**** Dataset records ****

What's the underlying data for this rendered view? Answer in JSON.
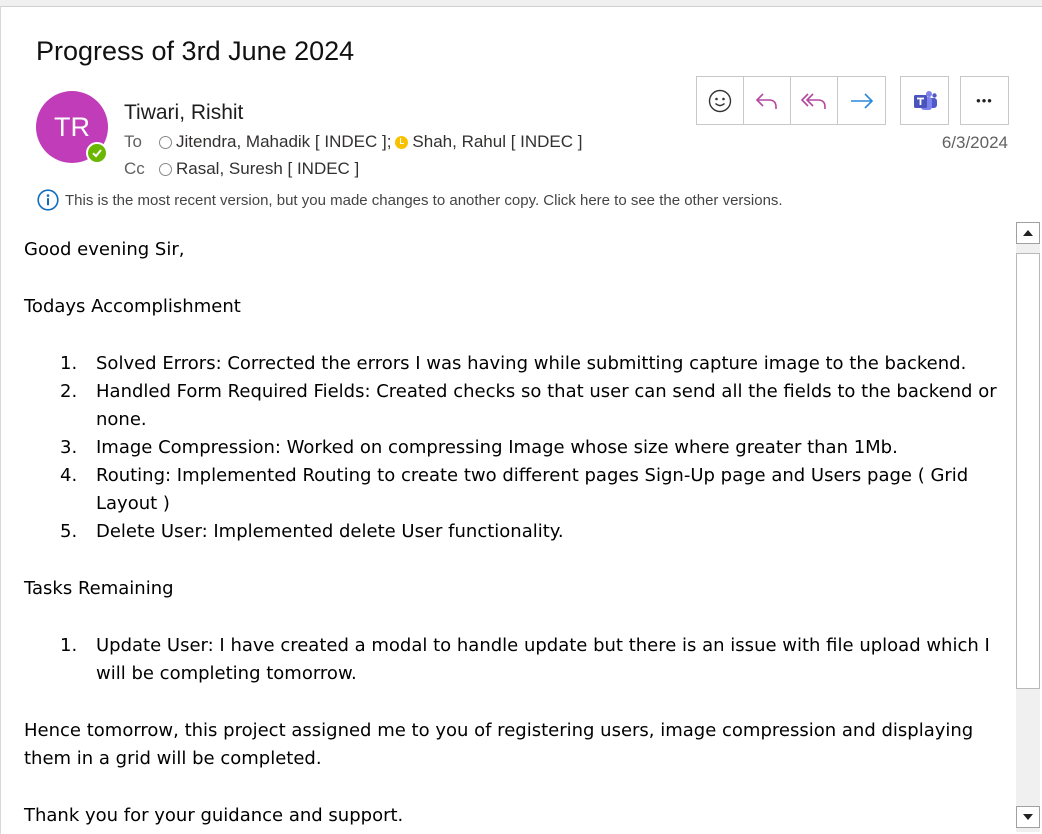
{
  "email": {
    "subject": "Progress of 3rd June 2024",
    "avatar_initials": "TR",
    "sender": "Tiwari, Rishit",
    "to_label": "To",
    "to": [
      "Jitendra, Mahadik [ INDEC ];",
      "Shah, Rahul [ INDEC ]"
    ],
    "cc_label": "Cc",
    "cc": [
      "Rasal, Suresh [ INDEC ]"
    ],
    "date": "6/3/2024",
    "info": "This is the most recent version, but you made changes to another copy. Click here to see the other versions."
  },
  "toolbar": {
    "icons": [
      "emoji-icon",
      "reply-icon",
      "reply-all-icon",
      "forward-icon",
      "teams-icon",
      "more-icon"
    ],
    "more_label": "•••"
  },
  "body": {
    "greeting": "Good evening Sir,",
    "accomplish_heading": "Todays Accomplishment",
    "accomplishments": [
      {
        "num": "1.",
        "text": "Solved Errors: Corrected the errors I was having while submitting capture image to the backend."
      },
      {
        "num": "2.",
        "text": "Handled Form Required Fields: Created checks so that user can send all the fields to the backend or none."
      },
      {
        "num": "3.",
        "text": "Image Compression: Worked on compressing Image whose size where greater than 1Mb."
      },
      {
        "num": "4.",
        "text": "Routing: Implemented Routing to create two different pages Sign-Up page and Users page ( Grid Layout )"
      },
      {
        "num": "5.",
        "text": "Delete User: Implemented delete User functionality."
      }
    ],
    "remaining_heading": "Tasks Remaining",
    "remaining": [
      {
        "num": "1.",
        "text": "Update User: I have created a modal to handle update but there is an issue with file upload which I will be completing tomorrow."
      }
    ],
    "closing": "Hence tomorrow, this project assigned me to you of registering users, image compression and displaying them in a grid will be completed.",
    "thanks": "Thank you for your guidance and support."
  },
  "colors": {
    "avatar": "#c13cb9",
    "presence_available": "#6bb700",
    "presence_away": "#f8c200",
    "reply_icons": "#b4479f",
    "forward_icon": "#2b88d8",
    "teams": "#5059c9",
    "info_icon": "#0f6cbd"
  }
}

****

Problem —
Skip the pictures and print each record exactly as it stands.

Final answer —
What's the underlying data for this rendered view? Answer in JSON.
{
  "email": {
    "subject": "Progress of 3rd June 2024",
    "avatar_initials": "TR",
    "sender": "Tiwari, Rishit",
    "to_label": "To",
    "to": [
      "Jitendra, Mahadik [ INDEC ];",
      "Shah, Rahul [ INDEC ]"
    ],
    "cc_label": "Cc",
    "cc": [
      "Rasal, Suresh [ INDEC ]"
    ],
    "date": "6/3/2024",
    "info": "This is the most recent version, but you made changes to another copy. Click here to see the other versions."
  },
  "toolbar": {
    "icons": [
      "emoji-icon",
      "reply-icon",
      "reply-all-icon",
      "forward-icon",
      "teams-icon",
      "more-icon"
    ],
    "more_label": "•••"
  },
  "body": {
    "greeting": "Good evening Sir,",
    "accomplish_heading": "Todays Accomplishment",
    "accomplishments": [
      {
        "num": "1.",
        "text": "Solved Errors: Corrected the errors I was having while submitting capture image to the backend."
      },
      {
        "num": "2.",
        "text": "Handled Form Required Fields: Created checks so that user can send all the fields to the backend or none."
      },
      {
        "num": "3.",
        "text": "Image Compression: Worked on compressing Image whose size where greater than 1Mb."
      },
      {
        "num": "4.",
        "text": "Routing: Implemented Routing to create two different pages Sign-Up page and Users page ( Grid Layout )"
      },
      {
        "num": "5.",
        "text": "Delete User: Implemented delete User functionality."
      }
    ],
    "remaining_heading": "Tasks Remaining",
    "remaining": [
      {
        "num": "1.",
        "text": "Update User: I have created a modal to handle update but there is an issue with file upload which I will be completing tomorrow."
      }
    ],
    "closing": "Hence tomorrow, this project assigned me to you of registering users, image compression and displaying them in a grid will be completed.",
    "thanks": "Thank you for your guidance and support."
  },
  "colors": {
    "avatar": "#c13cb9",
    "presence_available": "#6bb700",
    "presence_away": "#f8c200",
    "reply_icons": "#b4479f",
    "forward_icon": "#2b88d8",
    "teams": "#5059c9",
    "info_icon": "#0f6cbd"
  }
}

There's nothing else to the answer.